::: Input data :::

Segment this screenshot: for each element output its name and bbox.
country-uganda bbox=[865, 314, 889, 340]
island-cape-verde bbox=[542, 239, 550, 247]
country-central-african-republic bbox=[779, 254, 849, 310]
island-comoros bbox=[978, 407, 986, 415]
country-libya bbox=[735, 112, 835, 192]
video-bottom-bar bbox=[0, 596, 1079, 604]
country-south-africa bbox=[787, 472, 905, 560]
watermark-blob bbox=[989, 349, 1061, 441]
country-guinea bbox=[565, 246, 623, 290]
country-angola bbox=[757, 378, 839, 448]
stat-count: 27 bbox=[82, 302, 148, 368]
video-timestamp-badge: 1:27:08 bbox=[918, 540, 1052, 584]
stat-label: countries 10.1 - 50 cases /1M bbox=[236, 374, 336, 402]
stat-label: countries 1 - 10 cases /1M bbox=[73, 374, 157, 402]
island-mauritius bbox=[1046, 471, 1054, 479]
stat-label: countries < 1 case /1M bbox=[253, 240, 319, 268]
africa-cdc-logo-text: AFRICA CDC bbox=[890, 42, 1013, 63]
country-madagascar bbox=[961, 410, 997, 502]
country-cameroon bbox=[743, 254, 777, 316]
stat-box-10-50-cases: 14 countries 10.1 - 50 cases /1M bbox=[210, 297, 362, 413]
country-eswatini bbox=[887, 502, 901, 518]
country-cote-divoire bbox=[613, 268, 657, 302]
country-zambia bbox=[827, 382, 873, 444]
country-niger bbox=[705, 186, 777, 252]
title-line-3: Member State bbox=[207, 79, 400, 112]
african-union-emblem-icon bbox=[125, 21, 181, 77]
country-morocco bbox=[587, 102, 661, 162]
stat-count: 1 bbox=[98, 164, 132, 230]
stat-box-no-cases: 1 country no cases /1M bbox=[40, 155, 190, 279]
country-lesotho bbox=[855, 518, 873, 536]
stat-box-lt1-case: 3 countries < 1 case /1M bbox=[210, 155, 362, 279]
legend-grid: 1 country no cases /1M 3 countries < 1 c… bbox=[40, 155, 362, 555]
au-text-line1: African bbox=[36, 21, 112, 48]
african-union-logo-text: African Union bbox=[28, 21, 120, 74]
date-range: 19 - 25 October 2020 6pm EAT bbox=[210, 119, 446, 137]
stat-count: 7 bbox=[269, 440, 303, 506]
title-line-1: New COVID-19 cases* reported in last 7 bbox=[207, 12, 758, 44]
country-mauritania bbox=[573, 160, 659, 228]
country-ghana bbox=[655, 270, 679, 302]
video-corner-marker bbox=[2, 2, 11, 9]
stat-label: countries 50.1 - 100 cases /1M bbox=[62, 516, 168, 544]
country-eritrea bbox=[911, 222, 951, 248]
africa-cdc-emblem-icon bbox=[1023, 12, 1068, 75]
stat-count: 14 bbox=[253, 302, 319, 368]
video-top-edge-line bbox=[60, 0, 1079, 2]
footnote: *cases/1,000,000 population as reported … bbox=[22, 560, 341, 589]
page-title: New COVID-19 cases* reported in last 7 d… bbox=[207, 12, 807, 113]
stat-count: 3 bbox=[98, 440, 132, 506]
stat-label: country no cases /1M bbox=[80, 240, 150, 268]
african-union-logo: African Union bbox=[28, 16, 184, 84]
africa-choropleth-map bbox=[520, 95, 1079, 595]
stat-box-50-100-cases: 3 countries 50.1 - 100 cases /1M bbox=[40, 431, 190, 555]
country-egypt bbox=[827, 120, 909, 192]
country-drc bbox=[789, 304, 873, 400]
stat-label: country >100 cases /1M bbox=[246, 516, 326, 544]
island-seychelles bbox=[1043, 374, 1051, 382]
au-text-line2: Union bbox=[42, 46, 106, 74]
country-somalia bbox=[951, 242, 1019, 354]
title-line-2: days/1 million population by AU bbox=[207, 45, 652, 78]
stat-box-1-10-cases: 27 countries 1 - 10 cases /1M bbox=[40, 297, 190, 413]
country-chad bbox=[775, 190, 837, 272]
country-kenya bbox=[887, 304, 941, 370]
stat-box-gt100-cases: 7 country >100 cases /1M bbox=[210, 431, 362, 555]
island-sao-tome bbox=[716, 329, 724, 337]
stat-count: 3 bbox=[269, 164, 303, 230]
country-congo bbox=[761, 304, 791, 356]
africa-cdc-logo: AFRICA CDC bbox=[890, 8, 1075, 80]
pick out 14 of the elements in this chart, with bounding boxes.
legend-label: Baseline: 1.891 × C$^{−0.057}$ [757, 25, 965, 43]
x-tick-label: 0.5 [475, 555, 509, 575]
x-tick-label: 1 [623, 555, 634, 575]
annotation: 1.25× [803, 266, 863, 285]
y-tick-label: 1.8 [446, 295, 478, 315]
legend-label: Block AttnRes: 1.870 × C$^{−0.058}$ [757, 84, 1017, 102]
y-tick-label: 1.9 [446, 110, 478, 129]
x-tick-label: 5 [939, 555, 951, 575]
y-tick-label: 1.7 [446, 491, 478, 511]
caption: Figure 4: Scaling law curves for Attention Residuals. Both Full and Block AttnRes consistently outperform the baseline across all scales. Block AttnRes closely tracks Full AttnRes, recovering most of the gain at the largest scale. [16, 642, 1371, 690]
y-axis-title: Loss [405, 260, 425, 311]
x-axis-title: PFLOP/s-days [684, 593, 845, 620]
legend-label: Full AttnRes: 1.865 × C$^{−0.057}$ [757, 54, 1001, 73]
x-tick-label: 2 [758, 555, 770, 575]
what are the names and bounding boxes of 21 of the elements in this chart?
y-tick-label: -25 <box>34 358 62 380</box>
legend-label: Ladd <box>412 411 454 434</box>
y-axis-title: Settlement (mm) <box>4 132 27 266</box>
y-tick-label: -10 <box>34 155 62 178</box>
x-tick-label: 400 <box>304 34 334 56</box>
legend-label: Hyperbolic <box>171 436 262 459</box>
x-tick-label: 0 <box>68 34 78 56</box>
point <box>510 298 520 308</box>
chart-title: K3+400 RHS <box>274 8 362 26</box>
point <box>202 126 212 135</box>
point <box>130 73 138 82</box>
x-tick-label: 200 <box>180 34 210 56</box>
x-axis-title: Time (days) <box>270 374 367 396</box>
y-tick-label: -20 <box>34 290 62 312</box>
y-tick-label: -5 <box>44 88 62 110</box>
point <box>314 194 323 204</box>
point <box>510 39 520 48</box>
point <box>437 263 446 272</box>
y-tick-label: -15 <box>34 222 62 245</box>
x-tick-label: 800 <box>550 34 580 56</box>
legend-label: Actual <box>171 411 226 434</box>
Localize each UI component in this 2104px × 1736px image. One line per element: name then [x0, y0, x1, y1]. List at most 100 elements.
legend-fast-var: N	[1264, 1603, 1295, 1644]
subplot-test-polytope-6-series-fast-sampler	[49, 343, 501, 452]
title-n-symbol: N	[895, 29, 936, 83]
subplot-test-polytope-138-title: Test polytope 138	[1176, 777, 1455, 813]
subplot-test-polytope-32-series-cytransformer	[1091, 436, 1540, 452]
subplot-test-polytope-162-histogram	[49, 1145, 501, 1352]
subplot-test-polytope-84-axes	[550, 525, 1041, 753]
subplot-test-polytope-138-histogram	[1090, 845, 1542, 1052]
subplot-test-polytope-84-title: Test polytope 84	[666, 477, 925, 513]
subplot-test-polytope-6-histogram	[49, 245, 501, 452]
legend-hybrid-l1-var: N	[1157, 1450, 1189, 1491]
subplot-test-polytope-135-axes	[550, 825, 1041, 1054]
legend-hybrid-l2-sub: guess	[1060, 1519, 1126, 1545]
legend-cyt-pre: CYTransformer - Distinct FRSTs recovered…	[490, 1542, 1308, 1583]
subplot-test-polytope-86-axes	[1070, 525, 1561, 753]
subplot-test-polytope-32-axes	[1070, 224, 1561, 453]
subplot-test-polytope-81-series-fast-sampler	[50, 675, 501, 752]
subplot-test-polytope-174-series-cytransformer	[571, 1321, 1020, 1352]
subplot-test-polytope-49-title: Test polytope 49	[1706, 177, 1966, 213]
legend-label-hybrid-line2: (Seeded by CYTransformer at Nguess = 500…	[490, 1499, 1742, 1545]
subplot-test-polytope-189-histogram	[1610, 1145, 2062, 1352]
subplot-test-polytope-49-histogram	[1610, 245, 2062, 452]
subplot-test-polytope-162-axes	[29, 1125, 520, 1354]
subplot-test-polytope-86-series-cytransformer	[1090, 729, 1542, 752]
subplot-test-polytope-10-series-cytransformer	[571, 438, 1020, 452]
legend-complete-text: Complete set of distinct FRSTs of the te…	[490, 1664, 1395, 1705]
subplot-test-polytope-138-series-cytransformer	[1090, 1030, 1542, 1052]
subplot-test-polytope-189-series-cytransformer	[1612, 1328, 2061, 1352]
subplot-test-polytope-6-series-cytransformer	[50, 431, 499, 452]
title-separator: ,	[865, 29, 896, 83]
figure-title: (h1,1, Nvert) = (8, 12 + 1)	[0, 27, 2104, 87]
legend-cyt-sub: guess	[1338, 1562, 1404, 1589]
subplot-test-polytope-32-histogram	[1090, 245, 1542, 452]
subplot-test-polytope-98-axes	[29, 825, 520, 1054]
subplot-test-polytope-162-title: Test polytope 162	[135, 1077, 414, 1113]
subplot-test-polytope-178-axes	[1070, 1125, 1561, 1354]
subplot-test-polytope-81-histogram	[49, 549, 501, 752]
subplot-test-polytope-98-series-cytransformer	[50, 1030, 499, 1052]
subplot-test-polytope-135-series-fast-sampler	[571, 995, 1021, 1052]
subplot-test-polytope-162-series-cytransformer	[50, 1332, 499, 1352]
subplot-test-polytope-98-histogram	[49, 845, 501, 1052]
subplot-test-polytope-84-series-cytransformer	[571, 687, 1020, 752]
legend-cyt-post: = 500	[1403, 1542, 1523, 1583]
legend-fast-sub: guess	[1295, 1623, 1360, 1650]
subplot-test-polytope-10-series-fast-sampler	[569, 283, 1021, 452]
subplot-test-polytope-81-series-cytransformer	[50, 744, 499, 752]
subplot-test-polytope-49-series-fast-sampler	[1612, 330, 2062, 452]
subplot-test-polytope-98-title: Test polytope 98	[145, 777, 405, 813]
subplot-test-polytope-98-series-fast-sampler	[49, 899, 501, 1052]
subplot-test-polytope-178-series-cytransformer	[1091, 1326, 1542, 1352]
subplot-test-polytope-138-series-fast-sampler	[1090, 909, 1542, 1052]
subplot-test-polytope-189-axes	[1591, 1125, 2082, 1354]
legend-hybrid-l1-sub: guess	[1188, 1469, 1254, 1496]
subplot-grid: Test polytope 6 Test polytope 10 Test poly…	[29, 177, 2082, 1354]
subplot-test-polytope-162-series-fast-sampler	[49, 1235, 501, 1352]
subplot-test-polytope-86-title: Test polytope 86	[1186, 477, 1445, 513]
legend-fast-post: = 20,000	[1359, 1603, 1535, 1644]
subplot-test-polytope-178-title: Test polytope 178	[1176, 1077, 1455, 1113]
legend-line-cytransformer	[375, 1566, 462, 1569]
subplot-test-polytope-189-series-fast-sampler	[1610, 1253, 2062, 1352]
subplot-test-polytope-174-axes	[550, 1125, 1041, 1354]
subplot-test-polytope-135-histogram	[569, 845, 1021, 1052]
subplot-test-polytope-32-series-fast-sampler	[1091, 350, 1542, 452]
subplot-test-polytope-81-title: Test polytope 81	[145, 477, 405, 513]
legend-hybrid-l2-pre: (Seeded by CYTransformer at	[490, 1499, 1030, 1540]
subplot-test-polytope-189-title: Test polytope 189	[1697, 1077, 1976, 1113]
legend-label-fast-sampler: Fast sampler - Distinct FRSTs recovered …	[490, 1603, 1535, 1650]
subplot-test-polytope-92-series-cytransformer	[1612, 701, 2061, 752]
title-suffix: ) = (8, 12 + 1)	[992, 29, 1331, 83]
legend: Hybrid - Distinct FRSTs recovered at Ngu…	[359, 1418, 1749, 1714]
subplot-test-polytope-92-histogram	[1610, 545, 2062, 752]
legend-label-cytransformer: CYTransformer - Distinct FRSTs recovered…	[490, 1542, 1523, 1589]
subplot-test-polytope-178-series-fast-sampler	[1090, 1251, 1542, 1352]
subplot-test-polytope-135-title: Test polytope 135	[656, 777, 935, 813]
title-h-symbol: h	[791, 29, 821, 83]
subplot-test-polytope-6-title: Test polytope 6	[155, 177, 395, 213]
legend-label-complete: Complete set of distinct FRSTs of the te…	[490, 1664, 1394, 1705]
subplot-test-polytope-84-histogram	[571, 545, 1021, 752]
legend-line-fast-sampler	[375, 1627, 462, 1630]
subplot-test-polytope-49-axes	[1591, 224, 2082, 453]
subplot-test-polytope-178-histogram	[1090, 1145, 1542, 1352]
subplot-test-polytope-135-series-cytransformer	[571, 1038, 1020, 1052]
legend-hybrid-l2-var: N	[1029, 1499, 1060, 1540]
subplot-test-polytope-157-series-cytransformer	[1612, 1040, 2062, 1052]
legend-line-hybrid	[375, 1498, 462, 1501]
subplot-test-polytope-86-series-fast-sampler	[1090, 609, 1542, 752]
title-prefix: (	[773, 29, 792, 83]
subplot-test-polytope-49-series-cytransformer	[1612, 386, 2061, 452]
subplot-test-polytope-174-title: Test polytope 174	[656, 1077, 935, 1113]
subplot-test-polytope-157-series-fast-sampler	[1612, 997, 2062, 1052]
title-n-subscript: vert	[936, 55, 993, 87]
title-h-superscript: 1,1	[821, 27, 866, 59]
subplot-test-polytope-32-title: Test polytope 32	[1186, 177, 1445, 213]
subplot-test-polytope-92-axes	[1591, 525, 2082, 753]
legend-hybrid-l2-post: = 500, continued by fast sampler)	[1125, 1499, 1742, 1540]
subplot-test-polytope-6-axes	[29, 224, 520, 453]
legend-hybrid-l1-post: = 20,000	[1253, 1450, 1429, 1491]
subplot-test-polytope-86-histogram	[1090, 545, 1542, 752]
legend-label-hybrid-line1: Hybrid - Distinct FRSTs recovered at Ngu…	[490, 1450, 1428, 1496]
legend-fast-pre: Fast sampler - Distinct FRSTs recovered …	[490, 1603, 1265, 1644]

:::

-- What the exercise asks --
Please recast everything from the first of the lines down to the line containing "african-union-logo-text: African Union", that line included, as a JSON list of strings with one string per line and blank lines left out.

-- Full solution --
[
  "Segment this screenshot: for each element output its name and bbox.",
  "country-uganda bbox=[865, 314, 889, 340]",
  "island-cape-verde bbox=[542, 239, 550, 247]",
  "country-central-african-republic bbox=[779, 254, 849, 310]",
  "island-comoros bbox=[978, 407, 986, 415]",
  "country-libya bbox=[735, 112, 835, 192]",
  "video-bottom-bar bbox=[0, 596, 1079, 604]",
  "country-south-africa bbox=[787, 472, 905, 560]",
  "watermark-blob bbox=[989, 349, 1061, 441]",
  "country-guinea bbox=[565, 246, 623, 290]",
  "country-angola bbox=[757, 378, 839, 448]",
  "stat-count: 27 bbox=[82, 302, 148, 368]",
  "video-timestamp-badge: 1:27:08 bbox=[918, 540, 1052, 584]",
  "stat-label: countries 10.1 - 50 cases /1M bbox=[236, 374, 336, 402]",
  "stat-label: countries 1 - 10 cases /1M bbox=[73, 374, 157, 402]",
  "island-mauritius bbox=[1046, 471, 1054, 479]",
  "stat-label: countries < 1 case /1M bbox=[253, 240, 319, 268]",
  "africa-cdc-logo-text: AFRICA CDC bbox=[890, 42, 1013, 63]",
  "country-madagascar bbox=[961, 410, 997, 502]",
  "country-cameroon bbox=[743, 254, 777, 316]",
  "stat-box-10-50-cases: 14 countries 10.1 - 50 cases /1M bbox=[210, 297, 362, 413]",
  "country-eswatini bbox=[887, 502, 901, 518]",
  "country-cote-divoire bbox=[613, 268, 657, 302]",
  "country-zambia bbox=[827, 382, 873, 444]",
  "country-niger bbox=[705, 186, 777, 252]",
  "title-line-3: Member State bbox=[207, 79, 400, 112]",
  "african-union-emblem-icon bbox=[125, 21, 181, 77]",
  "country-morocco bbox=[587, 102, 661, 162]",
  "stat-count: 1 bbox=[98, 164, 132, 230]",
  "stat-box-no-cases: 1 country no cases /1M bbox=[40, 155, 190, 279]",
  "country-lesotho bbox=[855, 518, 873, 536]",
  "stat-box-lt1-case: 3 countries < 1 case /1M bbox=[210, 155, 362, 279]",
  "legend-grid: 1 country no cases /1M 3 countries < 1 c… bbox=[40, 155, 362, 555]",
  "au-text-line1: African bbox=[36, 21, 112, 48]",
  "african-union-logo-text: African Union bbox=[28, 21, 120, 74]"
]